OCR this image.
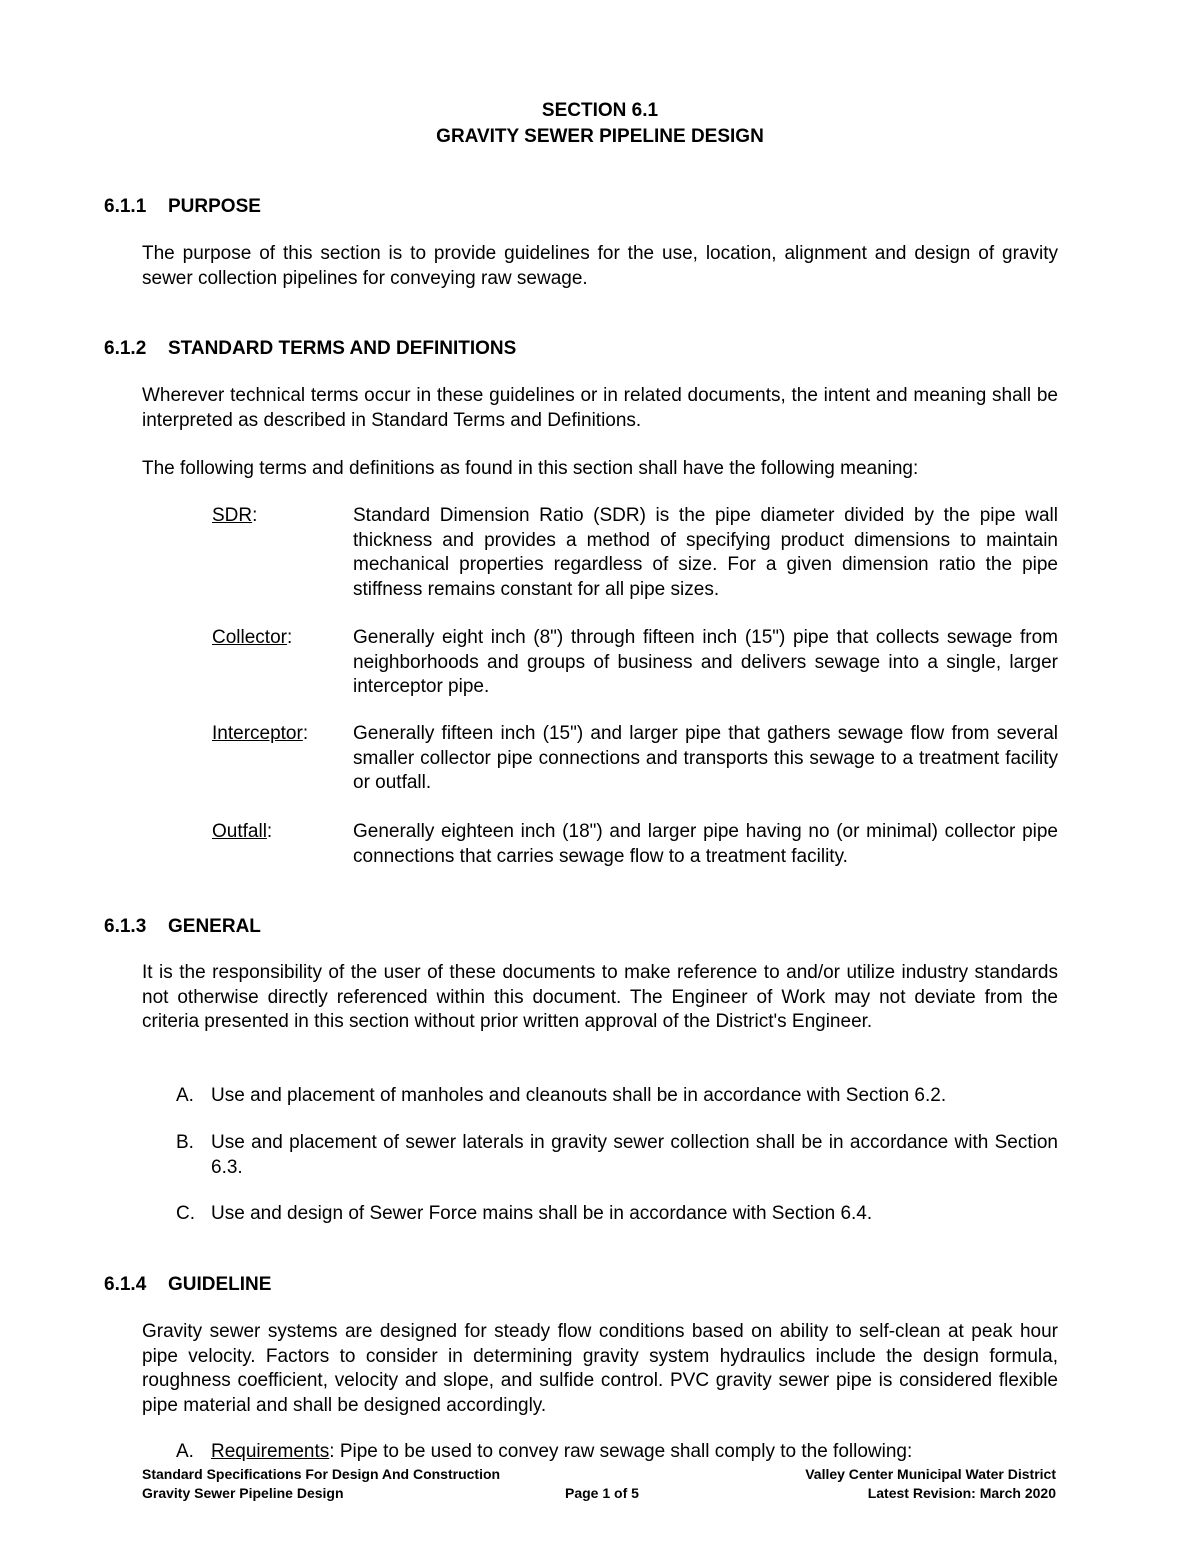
SECTION 6.1
GRAVITY SEWER PIPELINE DESIGN
6.1.1 PURPOSE
The purpose of this section is to provide guidelines for the use, location, alignment and design of gravity sewer collection pipelines for conveying raw sewage.
6.1.2 STANDARD TERMS AND DEFINITIONS
Wherever technical terms occur in these guidelines or in related documents, the intent and meaning shall be interpreted as described in Standard Terms and Definitions.
The following terms and definitions as found in this section shall have the following meaning:
SDR:	Standard Dimension Ratio (SDR) is the pipe diameter divided by the pipe wall thickness and provides a method of specifying product dimensions to maintain mechanical properties regardless of size. For a given dimension ratio the pipe stiffness remains constant for all pipe sizes.
Collector:	Generally eight inch (8") through fifteen inch (15") pipe that collects sewage from neighborhoods and groups of business and delivers sewage into a single, larger interceptor pipe.
Interceptor: Generally fifteen inch (15") and larger pipe that gathers sewage flow from several smaller collector pipe connections and transports this sewage to a treatment facility or outfall.
Outfall:	Generally eighteen inch (18") and larger pipe having no (or minimal) collector pipe connections that carries sewage flow to a treatment facility.
6.1.3 GENERAL
It is the responsibility of the user of these documents to make reference to and/or utilize industry standards not otherwise directly referenced within this document. The Engineer of Work may not deviate from the criteria presented in this section without prior written approval of the District's Engineer.
A. Use and placement of manholes and cleanouts shall be in accordance with Section 6.2.
B. Use and placement of sewer laterals in gravity sewer collection shall be in accordance with Section 6.3.
C. Use and design of Sewer Force mains shall be in accordance with Section 6.4.
6.1.4 GUIDELINE
Gravity sewer systems are designed for steady flow conditions based on ability to self-clean at peak hour pipe velocity. Factors to consider in determining gravity system hydraulics include the design formula, roughness coefficient, velocity and slope, and sulfide control. PVC gravity sewer pipe is considered flexible pipe material and shall be designed accordingly.
A. Requirements: Pipe to be used to convey raw sewage shall comply to the following:
Standard Specifications For Design And Construction
Gravity Sewer Pipeline Design	Page 1 of 5
Valley Center Municipal Water District
Latest Revision: March 2020
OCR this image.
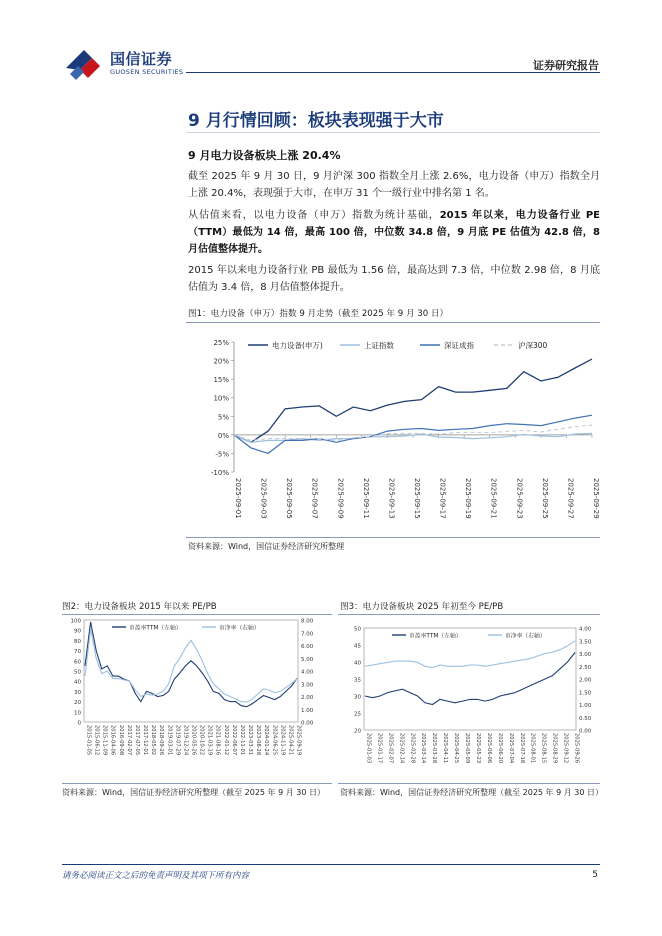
国信证券
GUOSEN SECURITIES	证券研究报告
9 月行情回顾：板块表现强于大市
9 月电力设备板块上涨 20.4%

截至 2025 年 9 月 30 日，9 月沪深 300 指数全月上涨 2.6%，电力设备（申万）指数全月上涨 20.4%，表现强于大市，在申万 31 个一级行业中排名第 1 名。

从估值来看，以电力设备（申万）指数为统计基础，2015 年以来，电力设备行业 PE（TTM）最低为 14 倍，最高 100 倍，中位数 34.8 倍，9 月底 PE 估值为 42.8 倍，8 月估值整体提升。

2015 年以来电力设备行业 PB 最低为 1.56 倍，最高达到 7.3 倍，中位数 2.98 倍，8 月底估值为 3.4 倍，8 月估值整体提升。

图1：电力设备（申万）指数 9 月走势（截至 2025 年 9 月 30 日）
25%
20%
15%
10%
5%
0%
-5%
-10%
2025-09-01	2025-09-03	2025-09-05	2025-09-07	2025-09-09	2025-09-11	2025-09-13	2025-09-15	2025-09-17	2025-09-19	2025-09-21	2025-09-23	2025-09-25	2025-09-27	2025-09-29
电力设备(申万)	上证指数	深证成指	沪深300
资料来源：Wind，国信证券经济研究所整理
图2：电力设备板块 2015 年以来 PE/PB
100
90
80
70
60
50
40
30
20
10
0
8.00
7.00
6.00
5.00
4.00
3.00
2.00
1.00
0.00
2015-01-05 2015-06-12 2015-11-09 2016-04-06 2016-09-08 2017-02-07 2017-07-05 2017-12-01 2018-05-02 2018-09-26 2019-03-01 2019-07-29 2019-12-24 2020-05-26 2020-10-22 2021-03-19 2021-08-16 2022-01-12 2022-06-07 2022-11-01 2023-03-31 2023-08-28 2024-01-24 2024-06-25 2024-11-19 2025-04-21 2025-09-19
市盈率TTM（左轴）	市净率（右轴）
资料来源：Wind，国信证券经济研究所整理（截至 2025 年 9 月 30 日）
图3：电力设备板块 2025 年初至今 PE/PB
50
45
40
35
30
25
20
4.00
3.50
3.00
2.50
2.00
1.50
1.00
0.50
0.00
2025-01-03 2025-01-17 2025-02-07 2025-02-14 2025-02-28 2025-03-14 2025-03-28 2025-04-11 2025-04-25 2025-05-09 2025-05-23 2025-06-06 2025-06-20 2025-07-04 2025-07-18 2025-08-01 2025-08-15 2025-08-29 2025-09-12 2025-09-26
市盈率TTM（左轴）	市净率（右轴）
资料来源：Wind，国信证券经济研究所整理（截至 2025 年 9 月 30 日）
请务必阅读正文之后的免责声明及其项下所有内容	5
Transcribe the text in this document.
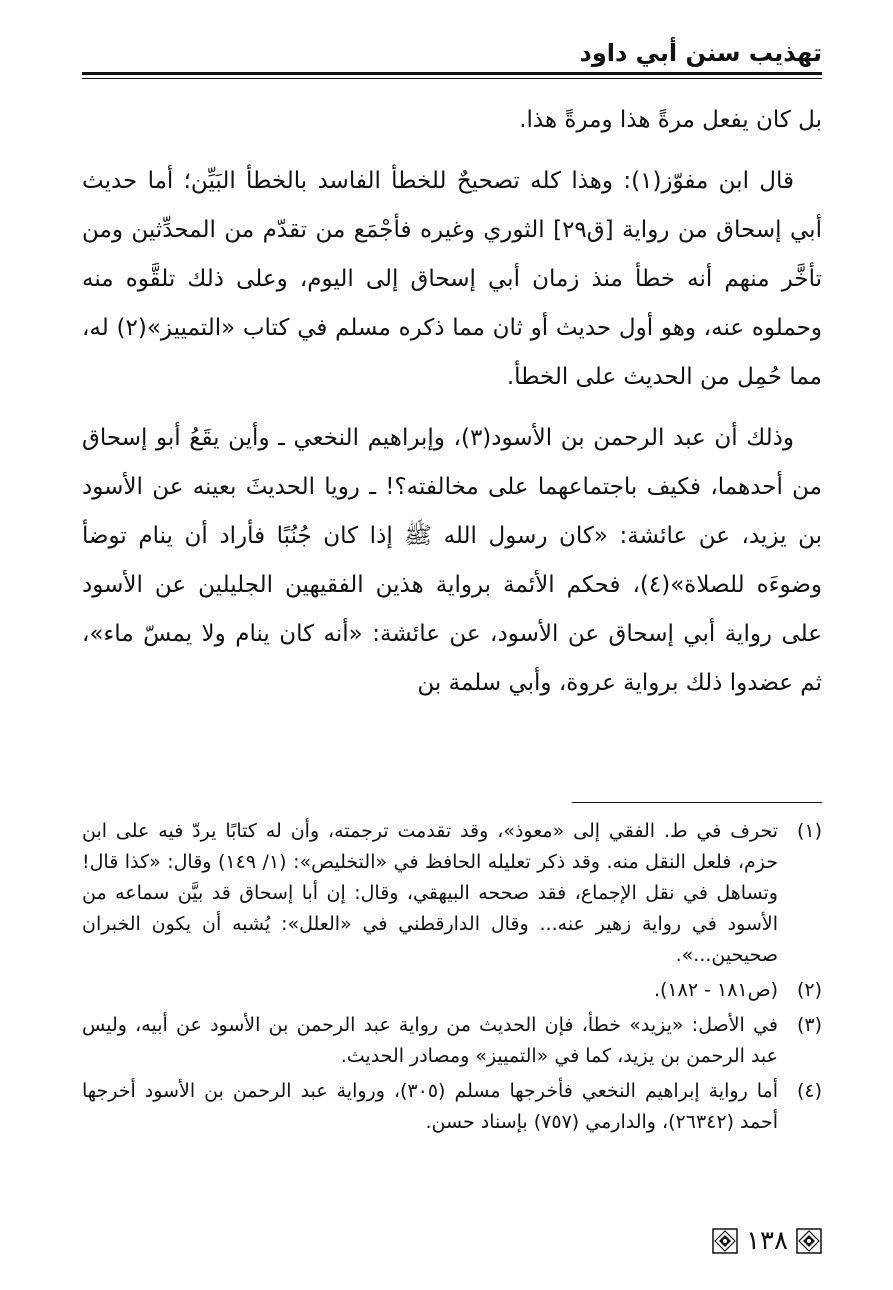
تهذيب سنن أبي داود

بل كان يفعل مرةً هذا ومرةً هذا.

قال ابن مفوّز(١): وهذا كله تصحيحٌ للخطأ الفاسد بالخطأ البَيِّن؛ أما حديث أبي إسحاق من رواية [ق٢٩] الثوري وغيره فأجْمَع من تقدّم من المحدِّثين ومن تأخَّر منهم أنه خطأ منذ زمان أبي إسحاق إلى اليوم، وعلى ذلك تلقَّوه منه وحملوه عنه، وهو أول حديث أو ثان مما ذكره مسلم في كتاب «التمييز»(٢) له، مما حُمِل من الحديث على الخطأ.

وذلك أن عبد الرحمن بن الأسود(٣)، وإبراهيم النخعي ـ وأين يقَعُ أبو إسحاق من أحدهما، فكيف باجتماعهما على مخالفته؟! ـ رويا الحديثَ بعينه عن الأسود بن يزيد، عن عائشة: «كان رسول الله ﷺ إذا كان جُنُبًا فأراد أن ينام توضأ وضوءَه للصلاة»(٤)، فحكم الأئمة برواية هذين الفقيهين الجليلين عن الأسود على رواية أبي إسحاق عن الأسود، عن عائشة: «أنه كان ينام ولا يمسّ ماء»، ثم عضدوا ذلك برواية عروة، وأبي سلمة بن

(١)
تحرف في ط. الفقي إلى «معوذ»، وقد تقدمت ترجمته، وأن له كتابًا يردّ فيه على ابن حزم، فلعل النقل منه. وقد ذكر تعليله الحافظ في «التخليص»: (١/ ١٤٩) وقال: «كذا قال! وتساهل في نقل الإجماع، فقد صححه البيهقي، وقال: إن أبا إسحاق قد بيَّن سماعه من الأسود في رواية زهير عنه... وقال الدارقطني في «العلل»: يُشبه أن يكون الخبران صحيحين...».
(٢)
(ص١٨١ - ١٨٢).
(٣)
في الأصل: «يزيد» خطأ، فإن الحديث من رواية عبد الرحمن بن الأسود عن أبيه، وليس عبد الرحمن بن يزيد، كما في «التمييز» ومصادر الحديث.
(٤)
أما رواية إبراهيم النخعي فأخرجها مسلم (٣٠٥)، ورواية عبد الرحمن بن الأسود أخرجها أحمد (٢٦٣٤٢)، والدارمي (٧٥٧) بإسناد حسن.
١٣٨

TASK TO CARRY OUT
Find every line in the records that has the string "meaning", then state how many there are and nothing else.

PROBLEM SOLUTION
2